- Set of tasks:
a – In the passage about the Army's fitness test, copy out everything from "These numbers will" down to "to begin with.".
b – Write the next few sentences of the commentary on the Army's fitness test, beginning right after its final sentence.

- Quoted passage:
····················
These numbers will change every year. Today’s gold is tomorrow’s silver. The idea is to show that a poorly performing soldier is actually a gold, or whatever. But what it does instead is obfuscate the soldier’s score—or more specifically, the Army’s colossal failure to establish a sane, competent replacement to the Army Physical Fitness Test—a test, mind you, that was never broken to begin with.
Rather than fix the test, the Army is basically saying that women are now allowed do fewer reps and run slower than men, and still pass. Which is fine because they never should have set women up for this kind of failure in the first place. (There is a reason women and men do not compete against each other in the Olympics, and it’s not because the women Olympians are out of shape.) But because the old Army Physical Fitness Test already graded genders differently, why are is the Army bothering with the ACFT?
····················
- Listing:
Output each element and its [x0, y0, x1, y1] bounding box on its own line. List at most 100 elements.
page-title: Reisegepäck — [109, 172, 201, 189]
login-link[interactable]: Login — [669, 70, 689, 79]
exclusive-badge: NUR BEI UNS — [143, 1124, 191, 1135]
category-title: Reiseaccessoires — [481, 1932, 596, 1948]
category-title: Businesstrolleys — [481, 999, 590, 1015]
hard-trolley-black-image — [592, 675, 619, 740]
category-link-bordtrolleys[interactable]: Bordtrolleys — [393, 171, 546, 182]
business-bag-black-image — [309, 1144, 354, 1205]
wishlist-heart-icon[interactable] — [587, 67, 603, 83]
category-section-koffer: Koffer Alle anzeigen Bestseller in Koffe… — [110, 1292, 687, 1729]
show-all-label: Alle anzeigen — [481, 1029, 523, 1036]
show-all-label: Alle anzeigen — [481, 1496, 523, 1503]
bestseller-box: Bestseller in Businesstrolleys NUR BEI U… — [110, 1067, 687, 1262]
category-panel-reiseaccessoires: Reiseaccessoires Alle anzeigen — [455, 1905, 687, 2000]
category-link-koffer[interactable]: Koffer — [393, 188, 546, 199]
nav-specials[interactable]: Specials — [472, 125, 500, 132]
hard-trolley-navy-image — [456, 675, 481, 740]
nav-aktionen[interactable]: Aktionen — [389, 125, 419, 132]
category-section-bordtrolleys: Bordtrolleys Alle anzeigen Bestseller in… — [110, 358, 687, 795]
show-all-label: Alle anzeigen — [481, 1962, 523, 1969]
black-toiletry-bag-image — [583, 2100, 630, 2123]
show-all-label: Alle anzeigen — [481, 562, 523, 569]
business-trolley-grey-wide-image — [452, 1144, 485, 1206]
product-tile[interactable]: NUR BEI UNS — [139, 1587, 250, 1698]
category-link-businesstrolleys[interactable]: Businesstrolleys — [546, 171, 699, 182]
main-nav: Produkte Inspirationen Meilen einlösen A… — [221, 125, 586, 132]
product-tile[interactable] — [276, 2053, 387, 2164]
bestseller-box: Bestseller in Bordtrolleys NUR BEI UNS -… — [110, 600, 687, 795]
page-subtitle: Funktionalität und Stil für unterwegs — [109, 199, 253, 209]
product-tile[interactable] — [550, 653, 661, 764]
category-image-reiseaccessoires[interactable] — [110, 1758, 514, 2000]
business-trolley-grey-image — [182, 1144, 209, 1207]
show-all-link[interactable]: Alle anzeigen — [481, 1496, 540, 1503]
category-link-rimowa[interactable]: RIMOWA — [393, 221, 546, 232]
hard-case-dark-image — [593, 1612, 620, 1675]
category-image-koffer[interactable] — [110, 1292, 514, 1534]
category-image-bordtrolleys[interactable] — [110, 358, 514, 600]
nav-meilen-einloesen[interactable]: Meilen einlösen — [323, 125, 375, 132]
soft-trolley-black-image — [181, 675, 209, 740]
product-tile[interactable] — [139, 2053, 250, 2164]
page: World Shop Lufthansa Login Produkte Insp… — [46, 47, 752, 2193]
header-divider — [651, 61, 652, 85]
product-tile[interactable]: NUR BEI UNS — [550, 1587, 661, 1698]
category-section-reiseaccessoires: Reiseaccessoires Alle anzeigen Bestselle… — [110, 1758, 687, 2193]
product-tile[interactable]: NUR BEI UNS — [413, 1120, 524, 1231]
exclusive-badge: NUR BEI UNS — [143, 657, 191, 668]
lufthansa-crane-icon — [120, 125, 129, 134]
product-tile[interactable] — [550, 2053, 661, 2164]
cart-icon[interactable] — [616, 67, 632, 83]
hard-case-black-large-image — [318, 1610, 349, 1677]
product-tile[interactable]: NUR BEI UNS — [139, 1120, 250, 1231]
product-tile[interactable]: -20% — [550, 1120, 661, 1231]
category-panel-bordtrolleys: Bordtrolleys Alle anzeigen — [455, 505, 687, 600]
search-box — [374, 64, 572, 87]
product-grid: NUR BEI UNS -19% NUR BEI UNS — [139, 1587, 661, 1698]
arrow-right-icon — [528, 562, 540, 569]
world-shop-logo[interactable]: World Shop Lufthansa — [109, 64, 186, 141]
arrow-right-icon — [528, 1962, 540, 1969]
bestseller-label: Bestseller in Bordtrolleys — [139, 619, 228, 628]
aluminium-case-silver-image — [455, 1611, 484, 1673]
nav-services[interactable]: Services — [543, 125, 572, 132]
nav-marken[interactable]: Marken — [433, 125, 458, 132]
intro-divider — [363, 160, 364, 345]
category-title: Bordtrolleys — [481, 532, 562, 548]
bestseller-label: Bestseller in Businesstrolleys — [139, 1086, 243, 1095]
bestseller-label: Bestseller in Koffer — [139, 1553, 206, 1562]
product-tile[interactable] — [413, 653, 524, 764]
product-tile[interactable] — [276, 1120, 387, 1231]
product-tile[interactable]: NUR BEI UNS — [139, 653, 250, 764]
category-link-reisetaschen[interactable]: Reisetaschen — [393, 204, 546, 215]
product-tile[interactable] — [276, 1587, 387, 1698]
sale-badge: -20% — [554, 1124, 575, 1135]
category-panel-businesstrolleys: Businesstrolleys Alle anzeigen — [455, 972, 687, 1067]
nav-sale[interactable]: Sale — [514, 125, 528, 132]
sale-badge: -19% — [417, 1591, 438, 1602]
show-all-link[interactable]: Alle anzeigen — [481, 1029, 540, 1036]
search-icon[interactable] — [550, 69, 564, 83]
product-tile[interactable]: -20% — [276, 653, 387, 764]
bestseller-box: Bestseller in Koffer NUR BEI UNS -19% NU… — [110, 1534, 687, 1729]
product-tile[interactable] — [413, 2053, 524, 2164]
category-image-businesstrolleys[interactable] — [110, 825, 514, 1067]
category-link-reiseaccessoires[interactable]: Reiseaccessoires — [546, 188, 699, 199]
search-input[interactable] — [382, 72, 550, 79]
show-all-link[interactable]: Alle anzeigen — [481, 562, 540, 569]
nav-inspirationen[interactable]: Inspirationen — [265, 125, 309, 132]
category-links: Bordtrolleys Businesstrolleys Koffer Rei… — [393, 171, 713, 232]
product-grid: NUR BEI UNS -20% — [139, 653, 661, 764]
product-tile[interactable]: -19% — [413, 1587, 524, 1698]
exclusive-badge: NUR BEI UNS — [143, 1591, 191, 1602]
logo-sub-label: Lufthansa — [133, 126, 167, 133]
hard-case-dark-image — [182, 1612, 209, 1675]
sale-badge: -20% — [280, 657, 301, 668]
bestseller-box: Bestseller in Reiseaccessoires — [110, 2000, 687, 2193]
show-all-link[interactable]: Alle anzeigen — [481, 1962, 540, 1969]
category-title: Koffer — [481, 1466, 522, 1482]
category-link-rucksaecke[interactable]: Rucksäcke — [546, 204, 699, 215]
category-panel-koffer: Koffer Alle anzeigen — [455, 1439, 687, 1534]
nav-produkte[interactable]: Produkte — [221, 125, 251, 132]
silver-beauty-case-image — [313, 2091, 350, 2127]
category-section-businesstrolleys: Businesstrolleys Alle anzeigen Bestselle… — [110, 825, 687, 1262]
····················
- Outputs for the tasks:
a –
These numbers will change every year. Today’s gold is tomorrow’s silver. The idea is to show that a poorly performing soldier is actually a gold, or whatever. But what it does instead is obfuscate the soldier’s score—or more specifically, the Army’s colossal failure to establish a sane, competent replacement to the Army Physical Fitness Test—a test, mind you, that was never broken to begin with.

b –
BUT WAIT, THERE’S MORE!
The longer this ACFT nonsense goes on, the harder it is to keep straight. And now it gets more complicated yet. The Army is now signaling that it will make the ACFT job specific as well. An Army dentist will not have to do as many leg tucks as an Army infantryman.
Again, this makes perfect sense, but how far we have strayed from “a single standard to be a soldier in combat.”
At this point, the only thing harder than passing the AFCT will be grading the ACFT. They should change the name of the test to ASVAB and be done with it.